Material for the task —
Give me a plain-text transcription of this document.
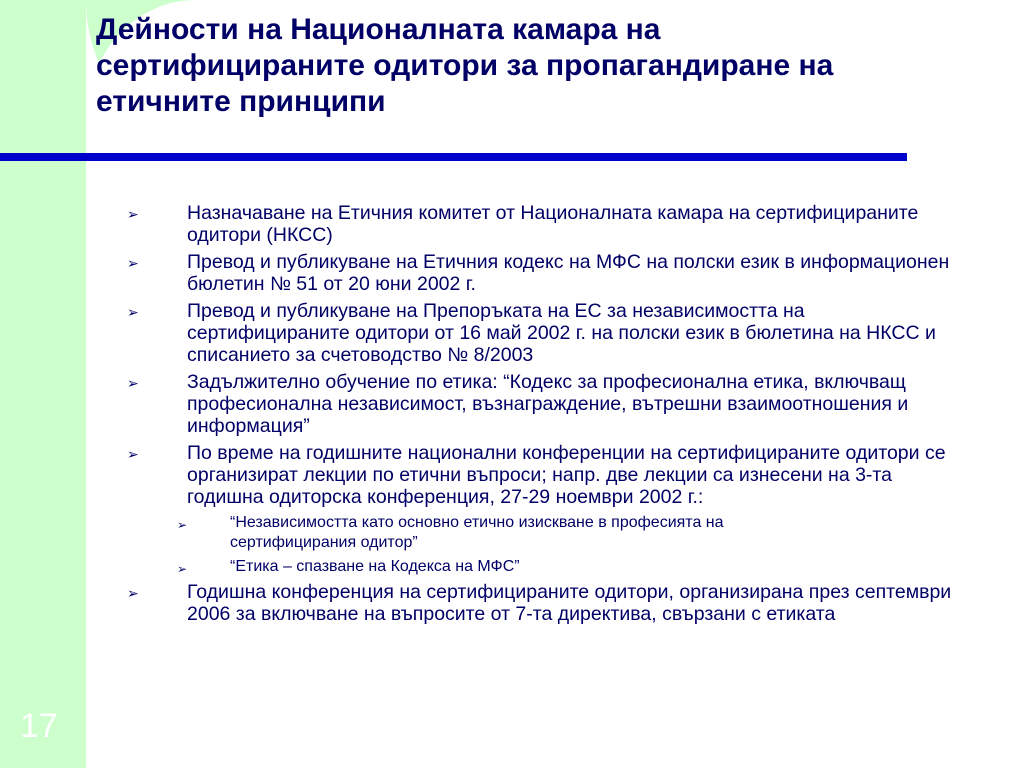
Дейности на Националната камара на сертифицираните одитори за пропагандиране на етичните принципи
➢ Назначаване на Етичния комитет от Националната камара на сертифицираните одитори (НКСС)
➢ Превод и публикуване на Етичния кодекс на МФС на полски език в информационен бюлетин № 51 от 20 юни 2002 г.
➢ Превод и публикуване на Препоръката на ЕС за независимостта на сертифицираните одитори от 16 май 2002 г. на полски език в бюлетина на НКСС и списанието за счетоводство № 8/2003
➢ Задължително обучение по етика: “Кодекс за професионална етика, включващ професионална независимост, възнаграждение, вътрешни взаимоотношения и информация”
➢ По време на годишните национални конференции на сертифицираните одитори се организират лекции по етични въпроси; напр. две лекции са изнесени на 3-та годишна одиторска конференция, 27-29 ноември 2002 г.:
➢	“Независимостта като основно етично изискване в професията на сертифицирания одитор”
➢	“Етика – спазване на Кодекса на МФС”
➢ Годишна конференция на сертифицираните одитори, организирана през септември 2006 за включване на въпросите от 7-та директива, свързани с етиката
17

Goal of the exercise — Gather every line containing the word "език" and copy it.

Solved exercise —
➢ Превод и публикуване на Етичния кодекс на МФС на полски език в информационен бюлетин № 51 от 20 юни 2002 г.
➢ Превод и публикуване на Препоръката на ЕС за независимостта на сертифицираните одитори от 16 май 2002 г. на полски език в бюлетина на НКСС и списанието за счетоводство № 8/2003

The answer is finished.